*Given records*.
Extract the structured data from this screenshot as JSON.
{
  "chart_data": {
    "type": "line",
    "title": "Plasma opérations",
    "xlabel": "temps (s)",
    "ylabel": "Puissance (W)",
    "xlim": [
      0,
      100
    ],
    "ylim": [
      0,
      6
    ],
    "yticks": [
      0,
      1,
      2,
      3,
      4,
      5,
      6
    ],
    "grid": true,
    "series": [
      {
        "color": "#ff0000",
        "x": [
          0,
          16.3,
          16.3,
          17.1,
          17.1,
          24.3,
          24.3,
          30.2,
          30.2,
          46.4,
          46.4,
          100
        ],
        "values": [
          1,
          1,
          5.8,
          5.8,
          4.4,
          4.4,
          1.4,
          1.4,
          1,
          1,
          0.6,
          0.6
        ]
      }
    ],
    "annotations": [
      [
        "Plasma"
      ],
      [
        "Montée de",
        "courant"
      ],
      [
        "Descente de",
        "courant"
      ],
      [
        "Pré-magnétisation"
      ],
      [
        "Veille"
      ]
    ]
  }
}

*Task description*.
From the listing above, extract all records word for word.

*Written answer*.
Extract the structured data from this screenshot as JSON.
{
  "chart_data": {
    "type": "line",
    "title": "Plasma opérations",
    "xlabel": "temps (s)",
    "ylabel": "Puissance (W)",
    "xlim": [
      0,
      100
    ],
    "ylim": [
      0,
      6
    ],
    "yticks": [
      0,
      1,
      2,
      3,
      4,
      5,
      6
    ],
    "grid": true,
    "series": [
      {
        "color": "#ff0000",
        "x": [
          0,
          16.3,
          16.3,
          17.1,
          17.1,
          24.3,
          24.3,
          30.2,
          30.2,
          46.4,
          46.4,
          100
        ],
        "values": [
          1,
          1,
          5.8,
          5.8,
          4.4,
          4.4,
          1.4,
          1.4,
          1,
          1,
          0.6,
          0.6
        ]
      }
    ],
    "annotations": [
      [
        "Plasma"
      ],
      [
        "Montée de",
        "courant"
      ],
      [
        "Descente de",
        "courant"
      ],
      [
        "Pré-magnétisation"
      ],
      [
        "Veille"
      ]
    ]
  }
}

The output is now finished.